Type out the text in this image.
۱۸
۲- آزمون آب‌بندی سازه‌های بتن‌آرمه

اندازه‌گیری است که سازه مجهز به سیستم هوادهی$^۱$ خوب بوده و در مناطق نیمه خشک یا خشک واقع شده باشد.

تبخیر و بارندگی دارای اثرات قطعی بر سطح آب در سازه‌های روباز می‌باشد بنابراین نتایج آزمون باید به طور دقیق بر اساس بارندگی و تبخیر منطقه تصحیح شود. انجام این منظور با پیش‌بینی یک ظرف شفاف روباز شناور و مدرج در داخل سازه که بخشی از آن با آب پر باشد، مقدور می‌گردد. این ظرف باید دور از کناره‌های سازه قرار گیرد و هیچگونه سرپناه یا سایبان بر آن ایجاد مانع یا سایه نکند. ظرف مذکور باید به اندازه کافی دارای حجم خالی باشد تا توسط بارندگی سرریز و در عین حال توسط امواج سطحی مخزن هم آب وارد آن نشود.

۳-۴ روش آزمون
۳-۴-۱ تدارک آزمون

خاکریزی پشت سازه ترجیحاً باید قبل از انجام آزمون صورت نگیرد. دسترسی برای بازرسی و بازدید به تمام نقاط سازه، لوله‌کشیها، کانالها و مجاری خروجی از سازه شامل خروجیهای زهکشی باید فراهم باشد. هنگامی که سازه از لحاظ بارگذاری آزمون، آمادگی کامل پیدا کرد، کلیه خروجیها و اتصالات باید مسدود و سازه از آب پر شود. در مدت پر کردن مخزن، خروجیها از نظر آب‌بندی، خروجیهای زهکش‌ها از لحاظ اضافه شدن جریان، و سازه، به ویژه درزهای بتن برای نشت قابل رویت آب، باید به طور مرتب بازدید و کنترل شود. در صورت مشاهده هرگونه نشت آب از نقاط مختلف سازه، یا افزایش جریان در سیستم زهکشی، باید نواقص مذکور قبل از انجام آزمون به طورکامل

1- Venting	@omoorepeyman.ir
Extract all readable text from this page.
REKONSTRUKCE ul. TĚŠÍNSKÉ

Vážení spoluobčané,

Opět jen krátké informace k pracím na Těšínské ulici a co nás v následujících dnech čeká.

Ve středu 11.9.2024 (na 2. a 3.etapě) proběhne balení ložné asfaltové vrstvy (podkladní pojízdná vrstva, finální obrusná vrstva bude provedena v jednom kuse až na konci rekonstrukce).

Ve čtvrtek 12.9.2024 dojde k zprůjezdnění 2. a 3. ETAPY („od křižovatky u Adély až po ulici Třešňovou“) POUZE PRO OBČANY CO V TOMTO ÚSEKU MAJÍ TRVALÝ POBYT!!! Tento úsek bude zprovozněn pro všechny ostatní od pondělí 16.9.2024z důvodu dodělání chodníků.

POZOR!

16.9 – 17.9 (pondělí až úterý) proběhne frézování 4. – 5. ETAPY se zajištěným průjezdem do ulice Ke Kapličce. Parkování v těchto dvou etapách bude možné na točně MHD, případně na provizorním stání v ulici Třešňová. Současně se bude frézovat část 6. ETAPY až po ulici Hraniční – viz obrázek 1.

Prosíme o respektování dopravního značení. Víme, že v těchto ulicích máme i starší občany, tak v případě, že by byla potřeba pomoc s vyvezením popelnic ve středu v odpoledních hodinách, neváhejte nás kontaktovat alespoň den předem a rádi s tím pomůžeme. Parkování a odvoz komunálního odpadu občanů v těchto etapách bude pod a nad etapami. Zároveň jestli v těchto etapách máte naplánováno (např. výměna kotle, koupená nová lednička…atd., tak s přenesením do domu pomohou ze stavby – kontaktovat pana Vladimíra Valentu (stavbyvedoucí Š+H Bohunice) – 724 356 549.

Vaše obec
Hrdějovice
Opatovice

▶ Your objective
Reproduce the material above without altering a single character.

▶ Response below
Type out the text in this image.
۱۸
۲- آزمون آب‌بندی سازه‌های بتن‌آرمه

اندازه‌گیری است که سازه مجهز به سیستم هوادهی$^۱$ خوب بوده و در مناطق نیمه خشک یا خشک واقع شده باشد.

تبخیر و بارندگی دارای اثرات قطعی بر سطح آب در سازه‌های روباز می‌باشد بنابراین نتایج آزمون باید به طور دقیق بر اساس بارندگی و تبخیر منطقه تصحیح شود. انجام این منظور با پیش‌بینی یک ظرف شفاف روباز شناور و مدرج در داخل سازه که بخشی از آن با آب پر باشد، مقدور می‌گردد. این ظرف باید دور از کناره‌های سازه قرار گیرد و هیچگونه سرپناه یا سایبان بر آن ایجاد مانع یا سایه نکند. ظرف مذکور باید به اندازه کافی دارای حجم خالی باشد تا توسط بارندگی سرریز و در عین حال توسط امواج سطحی مخزن هم آب وارد آن نشود.

۳-۴ روش آزمون
۳-۴-۱ تدارک آزمون

خاکریزی پشت سازه ترجیحاً باید قبل از انجام آزمون صورت نگیرد. دسترسی برای بازرسی و بازدید به تمام نقاط سازه، لوله‌کشیها، کانالها و مجاری خروجی از سازه شامل خروجیهای زهکشی باید فراهم باشد. هنگامی که سازه از لحاظ بارگذاری آزمون، آمادگی کامل پیدا کرد، کلیه خروجیها و اتصالات باید مسدود و سازه از آب پر شود. در مدت پر کردن مخزن، خروجیها از نظر آب‌بندی، خروجیهای زهکش‌ها از لحاظ اضافه شدن جریان، و سازه، به ویژه درزهای بتن برای نشت قابل رویت آب، باید به طور مرتب بازدید و کنترل شود. در صورت مشاهده هرگونه نشت آب از نقاط مختلف سازه، یا افزایش جریان در سیستم زهکشی، باید نواقص مذکور قبل از انجام آزمون به طورکامل

1- Venting	@omoorepeyman.ir
Extract all readable text from this page.
REKONSTRUKCE ul. TĚŠÍNSKÉ

Vážení spoluobčané,

Opět jen krátké informace k pracím na Těšínské ulici a co nás v následujících dnech čeká.

Ve středu 11.9.2024 (na 2. a 3.etapě) proběhne balení ložné asfaltové vrstvy (podkladní pojízdná vrstva, finální obrusná vrstva bude provedena v jednom kuse až na konci rekonstrukce).

Ve čtvrtek 12.9.2024 dojde k zprůjezdnění 2. a 3. ETAPY („od křižovatky u Adély až po ulici Třešňovou“) POUZE PRO OBČANY CO V TOMTO ÚSEKU MAJÍ TRVALÝ POBYT!!! Tento úsek bude zprovozněn pro všechny ostatní od pondělí 16.9.2024z důvodu dodělání chodníků.

POZOR!

16.9 – 17.9 (pondělí až úterý) proběhne frézování 4. – 5. ETAPY se zajištěným průjezdem do ulice Ke Kapličce. Parkování v těchto dvou etapách bude možné na točně MHD, případně na provizorním stání v ulici Třešňová. Současně se bude frézovat část 6. ETAPY až po ulici Hraniční – viz obrázek 1.

Prosíme o respektování dopravního značení. Víme, že v těchto ulicích máme i starší občany, tak v případě, že by byla potřeba pomoc s vyvezením popelnic ve středu v odpoledních hodinách, neváhejte nás kontaktovat alespoň den předem a rádi s tím pomůžeme. Parkování a odvoz komunálního odpadu občanů v těchto etapách bude pod a nad etapami. Zároveň jestli v těchto etapách máte naplánováno (např. výměna kotle, koupená nová lednička…atd., tak s přenesením do domu pomohou ze stavby – kontaktovat pana Vladimíra Valentu (stavbyvedoucí Š+H Bohunice) – 724 356 549.

Vaše obec
Hrdějovice
Opatovice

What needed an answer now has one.